··· SUPPLIED RECORDS

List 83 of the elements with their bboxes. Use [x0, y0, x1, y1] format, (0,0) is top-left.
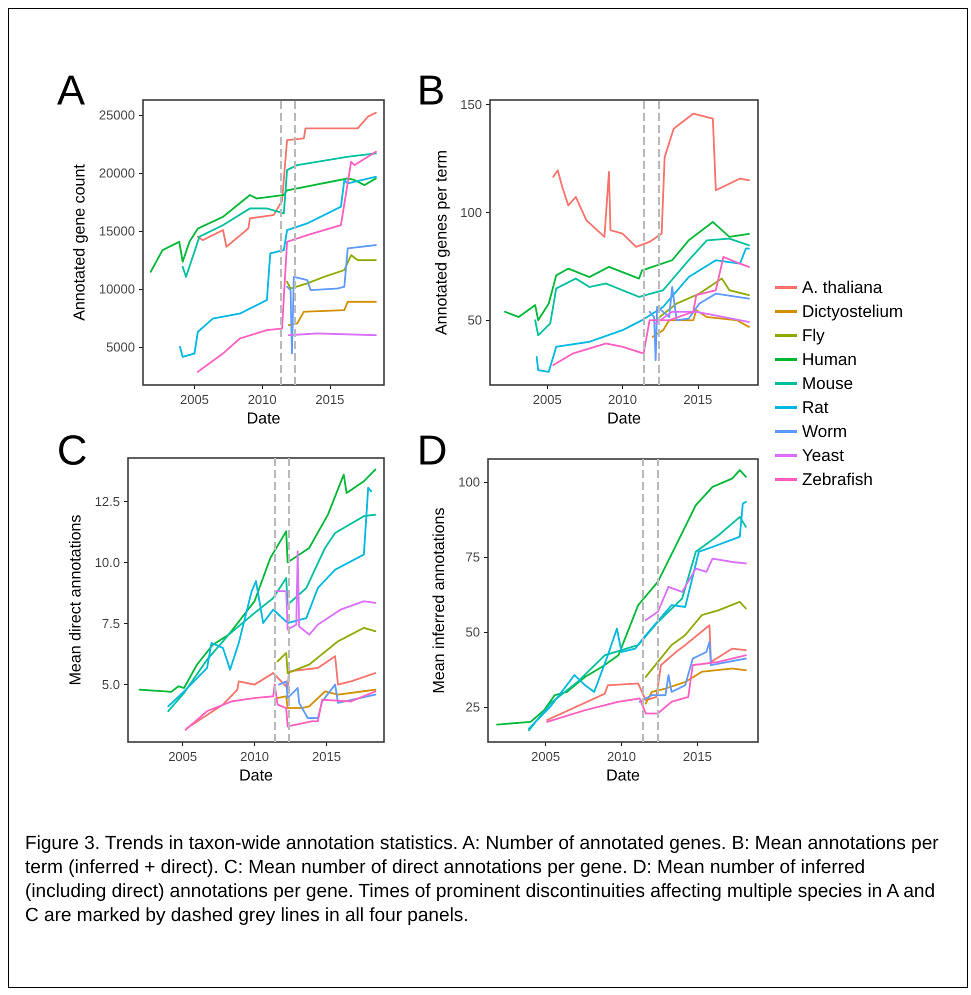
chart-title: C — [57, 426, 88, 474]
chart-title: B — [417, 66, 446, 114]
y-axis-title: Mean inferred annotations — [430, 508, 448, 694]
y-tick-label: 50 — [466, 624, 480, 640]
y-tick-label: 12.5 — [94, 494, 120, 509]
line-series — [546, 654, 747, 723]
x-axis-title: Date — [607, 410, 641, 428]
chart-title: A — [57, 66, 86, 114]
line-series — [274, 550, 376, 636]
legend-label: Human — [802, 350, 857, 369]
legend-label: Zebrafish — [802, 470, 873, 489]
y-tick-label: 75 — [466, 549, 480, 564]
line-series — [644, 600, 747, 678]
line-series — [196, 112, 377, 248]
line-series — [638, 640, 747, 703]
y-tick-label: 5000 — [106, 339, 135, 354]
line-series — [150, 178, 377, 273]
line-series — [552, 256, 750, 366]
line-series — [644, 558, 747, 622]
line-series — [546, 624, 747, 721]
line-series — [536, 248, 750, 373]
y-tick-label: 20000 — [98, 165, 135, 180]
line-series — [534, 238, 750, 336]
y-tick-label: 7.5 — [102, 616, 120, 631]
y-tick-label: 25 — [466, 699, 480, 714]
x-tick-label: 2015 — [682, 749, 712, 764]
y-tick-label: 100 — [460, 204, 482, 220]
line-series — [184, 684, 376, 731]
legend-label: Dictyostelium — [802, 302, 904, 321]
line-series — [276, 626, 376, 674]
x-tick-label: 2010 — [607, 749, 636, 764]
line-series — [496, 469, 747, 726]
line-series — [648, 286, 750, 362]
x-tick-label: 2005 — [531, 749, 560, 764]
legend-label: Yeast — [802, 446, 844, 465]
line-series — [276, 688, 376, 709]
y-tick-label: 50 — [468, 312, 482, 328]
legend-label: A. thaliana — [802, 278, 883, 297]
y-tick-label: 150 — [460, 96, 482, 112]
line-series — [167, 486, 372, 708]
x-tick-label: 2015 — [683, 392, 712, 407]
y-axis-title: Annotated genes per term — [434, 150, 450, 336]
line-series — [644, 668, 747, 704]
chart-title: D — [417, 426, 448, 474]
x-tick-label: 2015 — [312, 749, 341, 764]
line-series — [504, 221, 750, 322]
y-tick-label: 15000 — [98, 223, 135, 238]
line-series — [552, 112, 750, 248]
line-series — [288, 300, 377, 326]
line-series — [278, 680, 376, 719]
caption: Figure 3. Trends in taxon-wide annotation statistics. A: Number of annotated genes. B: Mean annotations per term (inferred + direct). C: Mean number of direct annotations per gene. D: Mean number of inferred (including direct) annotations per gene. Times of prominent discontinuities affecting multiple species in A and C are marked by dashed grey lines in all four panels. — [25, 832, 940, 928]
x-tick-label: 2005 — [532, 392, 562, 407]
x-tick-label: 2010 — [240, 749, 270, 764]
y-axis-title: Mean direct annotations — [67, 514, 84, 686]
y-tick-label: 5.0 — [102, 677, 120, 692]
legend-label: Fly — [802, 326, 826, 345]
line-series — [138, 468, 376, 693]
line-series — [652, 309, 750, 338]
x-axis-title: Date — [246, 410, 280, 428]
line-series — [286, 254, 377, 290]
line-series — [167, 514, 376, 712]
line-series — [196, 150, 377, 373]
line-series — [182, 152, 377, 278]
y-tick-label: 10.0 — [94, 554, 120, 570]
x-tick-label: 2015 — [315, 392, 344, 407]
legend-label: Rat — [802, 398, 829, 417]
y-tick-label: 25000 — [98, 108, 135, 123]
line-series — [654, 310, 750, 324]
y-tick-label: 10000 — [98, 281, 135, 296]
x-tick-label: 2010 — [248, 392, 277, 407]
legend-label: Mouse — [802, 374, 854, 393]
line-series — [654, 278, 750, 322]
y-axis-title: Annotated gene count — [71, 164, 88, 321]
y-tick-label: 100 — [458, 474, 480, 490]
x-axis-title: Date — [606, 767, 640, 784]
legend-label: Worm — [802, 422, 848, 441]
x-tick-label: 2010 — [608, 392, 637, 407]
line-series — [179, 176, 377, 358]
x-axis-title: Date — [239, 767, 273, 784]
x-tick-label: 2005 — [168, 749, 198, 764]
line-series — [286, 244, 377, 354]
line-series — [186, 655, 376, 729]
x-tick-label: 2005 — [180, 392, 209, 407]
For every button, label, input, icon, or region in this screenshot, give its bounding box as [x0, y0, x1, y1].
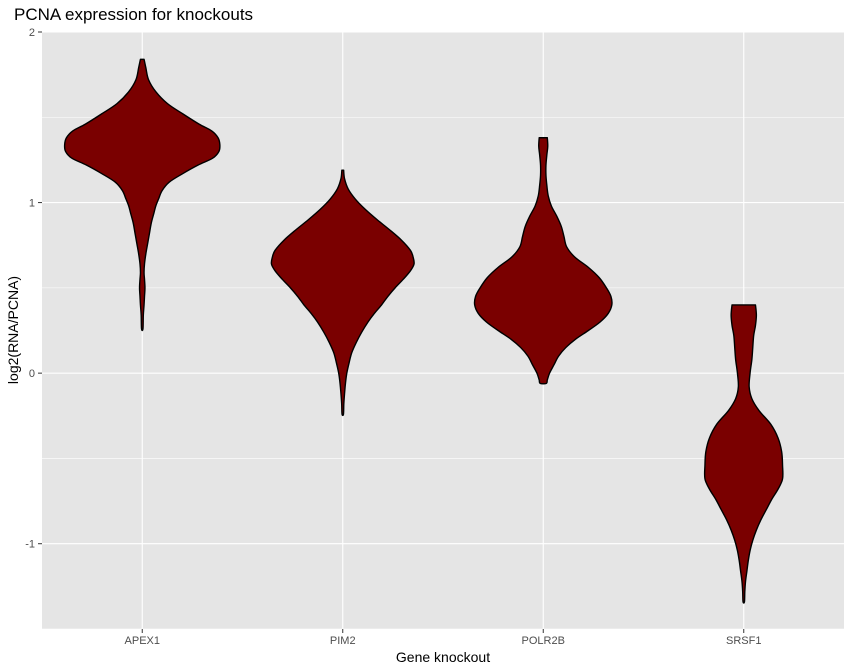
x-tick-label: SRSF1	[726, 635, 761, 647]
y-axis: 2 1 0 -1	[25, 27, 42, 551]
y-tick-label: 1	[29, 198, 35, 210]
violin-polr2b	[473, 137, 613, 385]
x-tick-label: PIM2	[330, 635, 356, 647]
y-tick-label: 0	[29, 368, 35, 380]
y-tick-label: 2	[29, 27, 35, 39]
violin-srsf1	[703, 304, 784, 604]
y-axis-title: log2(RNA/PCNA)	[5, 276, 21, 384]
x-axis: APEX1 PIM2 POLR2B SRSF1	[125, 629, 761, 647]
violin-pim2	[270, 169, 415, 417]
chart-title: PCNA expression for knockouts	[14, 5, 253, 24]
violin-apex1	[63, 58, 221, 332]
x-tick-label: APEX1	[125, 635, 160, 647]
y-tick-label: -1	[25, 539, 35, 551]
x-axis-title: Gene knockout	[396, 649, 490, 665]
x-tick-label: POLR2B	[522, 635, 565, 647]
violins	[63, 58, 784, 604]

······

TASK INSTRUCTIONS
Drop the pictures, then repeat the material word for word.

SOLUTION
List 83 of the elements with their bboxes. Use [x0, y0, x1, y1] format, (0,0) is top-left.
chart-title: C — [57, 426, 88, 474]
chart-title: B — [417, 66, 446, 114]
y-axis-title: Mean inferred annotations — [430, 508, 448, 694]
y-tick-label: 50 — [466, 624, 480, 640]
y-tick-label: 12.5 — [94, 494, 120, 509]
line-series — [546, 654, 747, 723]
x-axis-title: Date — [607, 410, 641, 428]
chart-title: A — [57, 66, 86, 114]
line-series — [274, 550, 376, 636]
legend-label: Human — [802, 350, 857, 369]
legend-label: Zebrafish — [802, 470, 873, 489]
y-tick-label: 75 — [466, 549, 480, 564]
line-series — [644, 600, 747, 678]
line-series — [196, 112, 377, 248]
line-series — [638, 640, 747, 703]
y-tick-label: 5000 — [106, 339, 135, 354]
line-series — [150, 178, 377, 273]
line-series — [552, 256, 750, 366]
line-series — [644, 558, 747, 622]
line-series — [546, 624, 747, 721]
line-series — [536, 248, 750, 373]
y-tick-label: 20000 — [98, 165, 135, 180]
line-series — [534, 238, 750, 336]
y-tick-label: 7.5 — [102, 616, 120, 631]
y-tick-label: 25 — [466, 699, 480, 714]
x-tick-label: 2015 — [682, 749, 712, 764]
y-tick-label: 100 — [460, 204, 482, 220]
line-series — [184, 684, 376, 731]
legend-label: Dictyostelium — [802, 302, 904, 321]
line-series — [276, 626, 376, 674]
x-tick-label: 2010 — [607, 749, 636, 764]
line-series — [496, 469, 747, 726]
line-series — [648, 286, 750, 362]
x-tick-label: 2005 — [531, 749, 560, 764]
legend-label: Yeast — [802, 446, 844, 465]
line-series — [276, 688, 376, 709]
y-tick-label: 50 — [468, 312, 482, 328]
legend-label: A. thaliana — [802, 278, 883, 297]
y-tick-label: 150 — [460, 96, 482, 112]
line-series — [167, 486, 372, 708]
x-tick-label: 2015 — [683, 392, 712, 407]
y-axis-title: Annotated genes per term — [434, 150, 450, 336]
line-series — [644, 668, 747, 704]
chart-title: D — [417, 426, 448, 474]
x-tick-label: 2015 — [312, 749, 341, 764]
line-series — [504, 221, 750, 322]
y-tick-label: 15000 — [98, 223, 135, 238]
line-series — [552, 112, 750, 248]
line-series — [288, 300, 377, 326]
line-series — [278, 680, 376, 719]
caption: Figure 3. Trends in taxon-wide annotation statistics. A: Number of annotated genes. B: Mean annotations per term (inferred + direct). C: Mean number of direct annotations per gene. D: Mean number of inferred (including direct) annotations per gene. Times of prominent discontinuities affecting multiple species in A and C are marked by dashed grey lines in all four panels. — [25, 832, 940, 928]
x-tick-label: 2005 — [532, 392, 562, 407]
x-tick-label: 2010 — [240, 749, 270, 764]
y-axis-title: Mean direct annotations — [67, 514, 84, 686]
y-tick-label: 5.0 — [102, 677, 120, 692]
legend-label: Fly — [802, 326, 826, 345]
line-series — [138, 468, 376, 693]
line-series — [652, 309, 750, 338]
x-axis-title: Date — [246, 410, 280, 428]
line-series — [286, 254, 377, 290]
line-series — [167, 514, 376, 712]
line-series — [196, 150, 377, 373]
line-series — [182, 152, 377, 278]
y-tick-label: 10.0 — [94, 554, 120, 570]
x-tick-label: 2015 — [315, 392, 344, 407]
legend-label: Rat — [802, 398, 829, 417]
y-tick-label: 25000 — [98, 108, 135, 123]
line-series — [654, 310, 750, 324]
y-tick-label: 10000 — [98, 281, 135, 296]
x-tick-label: 2010 — [248, 392, 277, 407]
legend-label: Mouse — [802, 374, 854, 393]
line-series — [654, 278, 750, 322]
y-axis-title: Annotated gene count — [71, 164, 88, 321]
y-tick-label: 100 — [458, 474, 480, 490]
x-axis-title: Date — [606, 767, 640, 784]
legend-label: Worm — [802, 422, 848, 441]
x-tick-label: 2010 — [608, 392, 637, 407]
line-series — [179, 176, 377, 358]
x-axis-title: Date — [239, 767, 273, 784]
x-tick-label: 2005 — [168, 749, 198, 764]
line-series — [286, 244, 377, 354]
line-series — [186, 655, 376, 729]
x-tick-label: 2005 — [180, 392, 209, 407]
For every button, label, input, icon, or region in this screenshot, give its bounding box as [x0, y0, x1, y1].
x-tick-label: SRSF1	[726, 635, 761, 647]
y-axis: 2 1 0 -1	[25, 27, 42, 551]
y-tick-label: 1	[29, 198, 35, 210]
violin-polr2b	[473, 137, 613, 385]
x-tick-label: PIM2	[330, 635, 356, 647]
y-tick-label: 0	[29, 368, 35, 380]
y-tick-label: 2	[29, 27, 35, 39]
violin-srsf1	[703, 304, 784, 604]
y-axis-title: log2(RNA/PCNA)	[5, 276, 21, 384]
x-axis: APEX1 PIM2 POLR2B SRSF1	[125, 629, 761, 647]
violin-pim2	[270, 169, 415, 417]
chart-title: PCNA expression for knockouts	[14, 5, 253, 24]
violin-apex1	[63, 58, 221, 332]
x-tick-label: APEX1	[125, 635, 160, 647]
y-tick-label: -1	[25, 539, 35, 551]
x-axis-title: Gene knockout	[396, 649, 490, 665]
x-tick-label: POLR2B	[522, 635, 565, 647]
violins	[63, 58, 784, 604]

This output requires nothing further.